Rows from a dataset
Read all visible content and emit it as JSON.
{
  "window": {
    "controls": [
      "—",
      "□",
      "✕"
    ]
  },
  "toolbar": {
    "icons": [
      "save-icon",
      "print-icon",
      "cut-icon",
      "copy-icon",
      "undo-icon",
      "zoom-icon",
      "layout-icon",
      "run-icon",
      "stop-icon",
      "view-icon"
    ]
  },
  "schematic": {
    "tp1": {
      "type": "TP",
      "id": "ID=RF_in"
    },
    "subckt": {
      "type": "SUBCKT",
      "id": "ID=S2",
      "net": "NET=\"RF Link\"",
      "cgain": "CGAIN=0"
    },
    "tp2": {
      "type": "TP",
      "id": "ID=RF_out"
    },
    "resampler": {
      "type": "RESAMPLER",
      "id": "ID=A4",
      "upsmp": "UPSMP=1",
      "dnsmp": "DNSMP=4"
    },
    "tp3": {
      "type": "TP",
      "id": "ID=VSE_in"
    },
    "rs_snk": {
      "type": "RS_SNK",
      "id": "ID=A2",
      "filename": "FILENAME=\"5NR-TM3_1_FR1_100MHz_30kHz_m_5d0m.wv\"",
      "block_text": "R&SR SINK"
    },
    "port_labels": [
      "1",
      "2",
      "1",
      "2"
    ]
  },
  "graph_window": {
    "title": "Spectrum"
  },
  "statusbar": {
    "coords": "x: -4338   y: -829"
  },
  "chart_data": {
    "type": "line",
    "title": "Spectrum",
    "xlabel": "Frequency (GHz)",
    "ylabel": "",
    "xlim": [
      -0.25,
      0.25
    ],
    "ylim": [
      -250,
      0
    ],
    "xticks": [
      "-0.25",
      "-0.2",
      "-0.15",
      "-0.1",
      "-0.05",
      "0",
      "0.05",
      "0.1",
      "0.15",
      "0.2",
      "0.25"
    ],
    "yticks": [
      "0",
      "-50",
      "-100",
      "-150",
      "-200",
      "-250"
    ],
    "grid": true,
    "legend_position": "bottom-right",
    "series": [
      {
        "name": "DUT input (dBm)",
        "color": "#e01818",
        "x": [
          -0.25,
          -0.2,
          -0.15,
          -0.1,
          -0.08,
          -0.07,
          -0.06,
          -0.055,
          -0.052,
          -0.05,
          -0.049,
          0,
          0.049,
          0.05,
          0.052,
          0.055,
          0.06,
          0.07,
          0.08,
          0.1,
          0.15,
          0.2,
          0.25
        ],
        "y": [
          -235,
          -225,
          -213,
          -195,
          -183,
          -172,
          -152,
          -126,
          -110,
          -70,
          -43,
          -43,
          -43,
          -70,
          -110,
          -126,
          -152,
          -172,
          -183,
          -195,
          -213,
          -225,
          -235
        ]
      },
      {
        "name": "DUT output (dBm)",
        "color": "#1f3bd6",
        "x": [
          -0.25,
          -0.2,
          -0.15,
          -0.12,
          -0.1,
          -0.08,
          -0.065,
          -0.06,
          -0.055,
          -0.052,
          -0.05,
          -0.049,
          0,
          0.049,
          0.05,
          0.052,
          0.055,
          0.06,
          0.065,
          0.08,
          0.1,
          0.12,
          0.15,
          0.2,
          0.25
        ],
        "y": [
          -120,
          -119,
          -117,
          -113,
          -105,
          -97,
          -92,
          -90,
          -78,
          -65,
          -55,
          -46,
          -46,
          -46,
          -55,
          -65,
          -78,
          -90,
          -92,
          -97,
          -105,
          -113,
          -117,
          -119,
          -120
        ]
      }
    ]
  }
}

▶ [The request]:
Gather all the lines that include the word "type" and copy them out.

▶ [Task answer]:
      "type": "TP",
      "type": "SUBCKT",
      "type": "TP",
      "type": "RESAMPLER",
      "type": "TP",
      "type": "RS_SNK",
    "type": "line",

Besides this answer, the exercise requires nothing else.